Comb the records below for the string "this" and copy each line where it turns up.

● RECORDS TO PROCESS
⟨
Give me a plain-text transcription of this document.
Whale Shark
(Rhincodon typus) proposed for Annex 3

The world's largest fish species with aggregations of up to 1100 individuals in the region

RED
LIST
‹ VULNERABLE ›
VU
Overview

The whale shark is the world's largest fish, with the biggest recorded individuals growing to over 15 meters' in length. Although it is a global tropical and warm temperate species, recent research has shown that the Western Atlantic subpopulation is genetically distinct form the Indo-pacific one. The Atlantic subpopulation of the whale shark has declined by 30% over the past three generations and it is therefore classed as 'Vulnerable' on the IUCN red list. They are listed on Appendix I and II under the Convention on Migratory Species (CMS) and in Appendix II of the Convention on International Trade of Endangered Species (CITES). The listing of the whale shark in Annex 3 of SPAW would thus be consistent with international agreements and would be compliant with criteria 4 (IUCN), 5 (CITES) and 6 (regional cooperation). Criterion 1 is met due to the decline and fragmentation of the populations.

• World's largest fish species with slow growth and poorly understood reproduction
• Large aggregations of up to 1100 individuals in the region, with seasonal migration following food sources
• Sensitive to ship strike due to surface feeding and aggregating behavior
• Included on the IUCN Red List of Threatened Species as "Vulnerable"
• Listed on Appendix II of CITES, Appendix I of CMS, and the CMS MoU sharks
⟩
⟨
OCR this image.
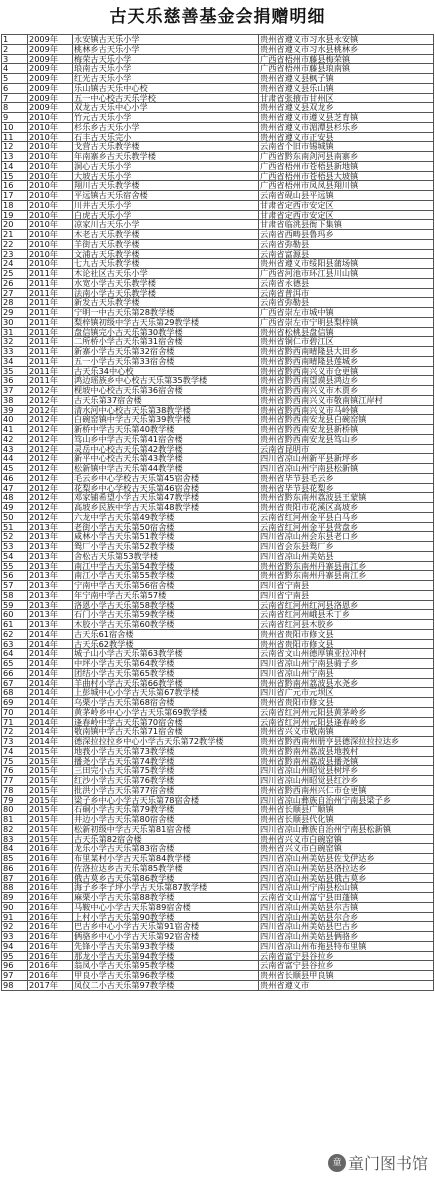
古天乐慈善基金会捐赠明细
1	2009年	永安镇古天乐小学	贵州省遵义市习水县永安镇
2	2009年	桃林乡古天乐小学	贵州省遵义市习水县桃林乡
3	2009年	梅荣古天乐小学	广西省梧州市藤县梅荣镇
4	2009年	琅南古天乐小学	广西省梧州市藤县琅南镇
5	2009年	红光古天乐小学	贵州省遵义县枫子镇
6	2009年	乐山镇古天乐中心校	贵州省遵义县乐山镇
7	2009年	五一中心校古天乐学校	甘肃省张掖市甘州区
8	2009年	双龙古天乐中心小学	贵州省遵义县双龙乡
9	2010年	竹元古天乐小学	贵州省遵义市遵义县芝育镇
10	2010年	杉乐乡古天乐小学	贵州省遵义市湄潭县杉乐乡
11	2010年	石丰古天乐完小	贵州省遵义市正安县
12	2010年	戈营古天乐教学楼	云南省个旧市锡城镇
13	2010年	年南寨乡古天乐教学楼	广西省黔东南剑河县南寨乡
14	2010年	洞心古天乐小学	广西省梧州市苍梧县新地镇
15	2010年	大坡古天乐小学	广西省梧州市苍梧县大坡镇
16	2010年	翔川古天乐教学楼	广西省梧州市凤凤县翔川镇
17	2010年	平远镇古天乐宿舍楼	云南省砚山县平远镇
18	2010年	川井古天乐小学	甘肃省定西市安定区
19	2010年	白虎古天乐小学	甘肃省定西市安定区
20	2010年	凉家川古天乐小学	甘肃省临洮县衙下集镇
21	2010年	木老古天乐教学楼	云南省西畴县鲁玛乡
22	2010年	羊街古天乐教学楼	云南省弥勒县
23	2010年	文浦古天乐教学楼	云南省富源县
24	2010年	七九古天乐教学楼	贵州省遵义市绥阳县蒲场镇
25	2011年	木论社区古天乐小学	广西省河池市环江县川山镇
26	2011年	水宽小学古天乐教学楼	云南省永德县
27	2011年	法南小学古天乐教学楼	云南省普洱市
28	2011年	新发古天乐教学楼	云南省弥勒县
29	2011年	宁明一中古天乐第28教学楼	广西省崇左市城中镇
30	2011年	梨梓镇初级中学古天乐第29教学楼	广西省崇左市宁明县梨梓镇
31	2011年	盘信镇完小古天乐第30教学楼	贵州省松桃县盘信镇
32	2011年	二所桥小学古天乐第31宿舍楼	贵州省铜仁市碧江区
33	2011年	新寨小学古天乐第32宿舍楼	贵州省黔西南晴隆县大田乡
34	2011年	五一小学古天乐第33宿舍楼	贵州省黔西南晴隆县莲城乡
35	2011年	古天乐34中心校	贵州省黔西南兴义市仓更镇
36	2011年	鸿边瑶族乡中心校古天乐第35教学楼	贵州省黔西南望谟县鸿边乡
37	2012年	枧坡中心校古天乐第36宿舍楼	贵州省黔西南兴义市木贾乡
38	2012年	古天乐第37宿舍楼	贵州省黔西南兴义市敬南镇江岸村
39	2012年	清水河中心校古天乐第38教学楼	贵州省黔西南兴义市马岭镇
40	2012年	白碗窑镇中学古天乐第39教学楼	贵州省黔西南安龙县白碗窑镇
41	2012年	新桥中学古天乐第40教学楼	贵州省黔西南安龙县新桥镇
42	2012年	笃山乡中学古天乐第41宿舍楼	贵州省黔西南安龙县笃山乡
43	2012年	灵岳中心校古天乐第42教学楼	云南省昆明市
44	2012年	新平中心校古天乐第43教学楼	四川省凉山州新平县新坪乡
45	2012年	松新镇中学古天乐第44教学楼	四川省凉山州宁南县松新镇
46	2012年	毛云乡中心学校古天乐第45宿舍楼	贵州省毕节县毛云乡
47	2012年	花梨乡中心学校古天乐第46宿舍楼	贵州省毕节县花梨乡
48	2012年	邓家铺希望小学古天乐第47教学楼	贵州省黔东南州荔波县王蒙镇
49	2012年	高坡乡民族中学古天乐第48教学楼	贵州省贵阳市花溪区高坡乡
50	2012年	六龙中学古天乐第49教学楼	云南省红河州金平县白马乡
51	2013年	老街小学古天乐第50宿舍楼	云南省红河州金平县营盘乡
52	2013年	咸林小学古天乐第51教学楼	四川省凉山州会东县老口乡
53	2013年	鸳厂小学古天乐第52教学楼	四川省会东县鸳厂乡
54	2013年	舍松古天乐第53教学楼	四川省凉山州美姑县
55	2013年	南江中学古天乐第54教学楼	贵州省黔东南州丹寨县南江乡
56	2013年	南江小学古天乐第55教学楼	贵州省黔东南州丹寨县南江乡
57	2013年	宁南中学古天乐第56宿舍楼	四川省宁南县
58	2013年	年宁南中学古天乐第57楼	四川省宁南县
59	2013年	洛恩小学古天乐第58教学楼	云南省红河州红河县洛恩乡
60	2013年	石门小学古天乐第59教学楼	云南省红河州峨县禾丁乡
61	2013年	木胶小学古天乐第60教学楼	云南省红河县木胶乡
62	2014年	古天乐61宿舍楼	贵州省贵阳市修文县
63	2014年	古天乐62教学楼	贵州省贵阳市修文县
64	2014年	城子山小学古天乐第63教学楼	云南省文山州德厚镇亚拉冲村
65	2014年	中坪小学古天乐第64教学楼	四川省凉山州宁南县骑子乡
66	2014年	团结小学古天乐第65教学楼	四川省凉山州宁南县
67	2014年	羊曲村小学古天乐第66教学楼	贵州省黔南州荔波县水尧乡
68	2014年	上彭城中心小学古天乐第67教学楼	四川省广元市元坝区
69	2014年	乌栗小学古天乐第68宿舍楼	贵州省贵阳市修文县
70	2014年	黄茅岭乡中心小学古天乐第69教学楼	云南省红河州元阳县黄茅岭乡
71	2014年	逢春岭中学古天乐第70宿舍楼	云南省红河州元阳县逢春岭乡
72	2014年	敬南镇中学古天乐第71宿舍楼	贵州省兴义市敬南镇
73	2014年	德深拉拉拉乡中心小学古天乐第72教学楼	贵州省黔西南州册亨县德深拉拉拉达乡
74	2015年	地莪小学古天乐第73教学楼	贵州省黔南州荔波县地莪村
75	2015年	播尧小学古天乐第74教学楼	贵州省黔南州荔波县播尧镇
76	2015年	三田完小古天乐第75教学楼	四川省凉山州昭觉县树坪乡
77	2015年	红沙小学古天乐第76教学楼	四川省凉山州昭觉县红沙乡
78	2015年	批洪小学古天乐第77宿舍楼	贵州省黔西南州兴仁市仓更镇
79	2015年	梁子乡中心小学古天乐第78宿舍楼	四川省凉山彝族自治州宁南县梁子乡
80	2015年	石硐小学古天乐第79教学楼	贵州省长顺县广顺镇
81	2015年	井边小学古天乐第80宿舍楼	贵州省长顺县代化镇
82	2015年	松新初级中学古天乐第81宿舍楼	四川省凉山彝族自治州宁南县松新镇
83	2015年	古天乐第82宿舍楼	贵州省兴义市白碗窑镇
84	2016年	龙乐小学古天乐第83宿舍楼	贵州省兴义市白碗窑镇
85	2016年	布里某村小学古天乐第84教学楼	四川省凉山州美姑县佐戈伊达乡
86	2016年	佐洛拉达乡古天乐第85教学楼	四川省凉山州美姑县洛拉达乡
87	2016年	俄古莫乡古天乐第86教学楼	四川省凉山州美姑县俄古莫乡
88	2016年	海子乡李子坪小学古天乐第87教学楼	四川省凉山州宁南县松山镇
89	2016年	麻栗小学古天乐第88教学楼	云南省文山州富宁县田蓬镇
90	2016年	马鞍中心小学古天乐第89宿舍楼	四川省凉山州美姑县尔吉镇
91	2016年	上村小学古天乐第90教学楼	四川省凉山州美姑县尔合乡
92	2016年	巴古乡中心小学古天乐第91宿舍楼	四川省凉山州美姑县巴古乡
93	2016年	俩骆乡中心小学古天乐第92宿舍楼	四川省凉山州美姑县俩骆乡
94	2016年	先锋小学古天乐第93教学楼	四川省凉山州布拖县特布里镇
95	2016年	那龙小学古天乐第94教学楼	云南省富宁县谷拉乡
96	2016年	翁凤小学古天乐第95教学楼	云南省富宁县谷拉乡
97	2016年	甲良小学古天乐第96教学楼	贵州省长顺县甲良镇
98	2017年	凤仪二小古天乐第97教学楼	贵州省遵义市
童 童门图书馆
⟩
● EXPECTED OUTPUT
Give me a plain-text transcription of this document.
OCR this image.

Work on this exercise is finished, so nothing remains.